* [TESTO FORNITO]
☆ ☆ ☆

Cronaca

Vaccini, Draghi sulla vaccinazione eterologa: “Funziona, io la farò”. Chiarimenti su seconda dose AstraZeneca

I chiarimenti del premier Mario Draghi sulla vaccinazione eterologa e sulla ipotesi di seconda dose AstraZeneca
Mario Draghi interviene sui vaccini

Mario Draghi è intervenuto sulla situazione vaccini anti-Covid in Italia e sulla opzione di vaccinazione eterologa. In conferenza stampa con il ministro della Salute, Roberto Speranza, e il commissario all’emergenza Coronavirus, Francesco Paolo Figliuolo, il premier ha proposto alcuni chiarimenti in merito alla seconda dose AstraZeneca per chi ha già ricevuto il siero in prima somministrazione.

Draghi interviene sulla vaccinazione eterologa: “La farò anch’io

Nel corso della conferenza stampa, il Presidente del Consiglio ha focalizzato l’attenzione intorno al clima di “confusione” maturato negli ultimi giorni sul tema della vaccinazione anti-Covid.

☆ ☆ ☆

* [DATI MOSTRATI]
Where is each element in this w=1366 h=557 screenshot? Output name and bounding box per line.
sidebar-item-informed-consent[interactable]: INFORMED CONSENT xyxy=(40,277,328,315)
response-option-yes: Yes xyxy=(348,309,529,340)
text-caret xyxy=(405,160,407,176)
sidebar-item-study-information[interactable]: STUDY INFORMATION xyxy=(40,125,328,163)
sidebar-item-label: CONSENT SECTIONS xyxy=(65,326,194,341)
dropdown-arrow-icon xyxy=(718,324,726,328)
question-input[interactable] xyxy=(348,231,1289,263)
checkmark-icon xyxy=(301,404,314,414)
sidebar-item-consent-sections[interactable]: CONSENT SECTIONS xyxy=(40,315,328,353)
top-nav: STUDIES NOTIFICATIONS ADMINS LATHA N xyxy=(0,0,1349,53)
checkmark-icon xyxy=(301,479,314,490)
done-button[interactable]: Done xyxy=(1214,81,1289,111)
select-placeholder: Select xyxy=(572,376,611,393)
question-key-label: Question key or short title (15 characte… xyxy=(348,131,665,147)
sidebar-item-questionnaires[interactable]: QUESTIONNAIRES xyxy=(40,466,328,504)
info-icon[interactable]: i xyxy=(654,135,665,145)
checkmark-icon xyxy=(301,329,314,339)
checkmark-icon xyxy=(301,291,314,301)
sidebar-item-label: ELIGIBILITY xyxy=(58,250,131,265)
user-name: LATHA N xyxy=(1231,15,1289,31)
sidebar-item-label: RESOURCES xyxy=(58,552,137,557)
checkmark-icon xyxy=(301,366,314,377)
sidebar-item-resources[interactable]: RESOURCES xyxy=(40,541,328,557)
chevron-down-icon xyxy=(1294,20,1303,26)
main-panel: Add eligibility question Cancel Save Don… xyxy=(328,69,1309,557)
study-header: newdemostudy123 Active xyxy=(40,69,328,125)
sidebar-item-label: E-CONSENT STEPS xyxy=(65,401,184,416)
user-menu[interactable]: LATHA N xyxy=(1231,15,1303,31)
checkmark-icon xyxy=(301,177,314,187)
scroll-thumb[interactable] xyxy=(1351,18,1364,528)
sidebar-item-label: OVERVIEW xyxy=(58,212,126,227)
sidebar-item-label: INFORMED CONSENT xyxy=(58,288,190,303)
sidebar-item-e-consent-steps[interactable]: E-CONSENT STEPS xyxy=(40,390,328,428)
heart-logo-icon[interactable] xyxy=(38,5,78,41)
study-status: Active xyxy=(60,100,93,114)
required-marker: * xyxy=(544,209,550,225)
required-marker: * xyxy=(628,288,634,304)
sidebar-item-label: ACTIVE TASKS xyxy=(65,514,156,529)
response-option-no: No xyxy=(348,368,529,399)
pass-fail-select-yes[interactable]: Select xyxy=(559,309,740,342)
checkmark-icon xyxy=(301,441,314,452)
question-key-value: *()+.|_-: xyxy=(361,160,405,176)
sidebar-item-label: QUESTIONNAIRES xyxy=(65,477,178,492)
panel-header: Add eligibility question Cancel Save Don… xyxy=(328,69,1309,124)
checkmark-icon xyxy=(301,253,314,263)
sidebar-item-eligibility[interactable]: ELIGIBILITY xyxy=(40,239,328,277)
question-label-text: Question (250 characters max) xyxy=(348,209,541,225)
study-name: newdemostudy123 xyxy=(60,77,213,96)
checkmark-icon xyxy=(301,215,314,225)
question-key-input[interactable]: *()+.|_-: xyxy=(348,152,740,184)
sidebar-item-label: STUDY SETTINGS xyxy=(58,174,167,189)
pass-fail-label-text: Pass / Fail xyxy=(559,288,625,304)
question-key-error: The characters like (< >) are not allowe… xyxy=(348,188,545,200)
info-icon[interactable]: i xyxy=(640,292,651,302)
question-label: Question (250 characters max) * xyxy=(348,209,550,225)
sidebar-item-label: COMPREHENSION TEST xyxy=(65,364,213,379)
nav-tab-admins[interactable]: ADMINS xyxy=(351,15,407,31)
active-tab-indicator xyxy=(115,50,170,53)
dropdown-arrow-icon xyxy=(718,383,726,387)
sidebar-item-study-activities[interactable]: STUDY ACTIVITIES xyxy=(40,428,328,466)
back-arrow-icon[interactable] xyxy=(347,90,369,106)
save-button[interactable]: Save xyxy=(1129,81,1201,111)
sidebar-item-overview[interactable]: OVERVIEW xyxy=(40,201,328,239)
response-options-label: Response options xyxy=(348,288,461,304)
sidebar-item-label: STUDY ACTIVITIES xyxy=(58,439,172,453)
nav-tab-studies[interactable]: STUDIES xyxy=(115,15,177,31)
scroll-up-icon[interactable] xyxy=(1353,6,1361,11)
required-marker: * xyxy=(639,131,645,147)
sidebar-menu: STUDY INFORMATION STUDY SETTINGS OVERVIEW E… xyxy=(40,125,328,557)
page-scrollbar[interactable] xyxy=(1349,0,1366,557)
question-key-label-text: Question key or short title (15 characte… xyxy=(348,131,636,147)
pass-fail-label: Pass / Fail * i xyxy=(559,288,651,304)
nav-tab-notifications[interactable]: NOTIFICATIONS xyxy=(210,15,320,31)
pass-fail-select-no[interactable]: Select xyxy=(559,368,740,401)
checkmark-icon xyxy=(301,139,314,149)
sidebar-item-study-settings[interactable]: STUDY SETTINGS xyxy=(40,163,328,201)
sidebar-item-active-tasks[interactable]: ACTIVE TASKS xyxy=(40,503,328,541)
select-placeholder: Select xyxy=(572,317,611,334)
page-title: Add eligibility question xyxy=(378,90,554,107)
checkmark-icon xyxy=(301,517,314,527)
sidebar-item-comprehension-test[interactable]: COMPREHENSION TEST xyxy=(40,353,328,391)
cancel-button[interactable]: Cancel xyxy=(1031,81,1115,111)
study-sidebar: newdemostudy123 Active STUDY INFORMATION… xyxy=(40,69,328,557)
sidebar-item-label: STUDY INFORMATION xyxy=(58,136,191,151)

☆ ☆ ☆

* [COMPITI DA SVOLGERE]
1. Nell'articolo sui vaccini, chi affiancava Draghi durante la conferenza stampa?
2. Per favore, ricopia senza modifiche un brano dell'articolo sui vaccini: parti dalle parole "Nel corso della" e fermati dopo le parole "della vaccinazione anti-Covid.".
Il materiale non serve a nulla in questo lavoro.

* [RISPOSTE PER PUNTO]
1. Il ministro della Salute Roberto Speranza e il commissario all'emergenza Coronavirus Francesco Paolo Figliuolo.

2.
Nel corso della conferenza stampa, il Presidente del Consiglio ha focalizzato l’attenzione intorno al clima di “confusione” maturato negli ultimi giorni sul tema della vaccinazione anti-Covid.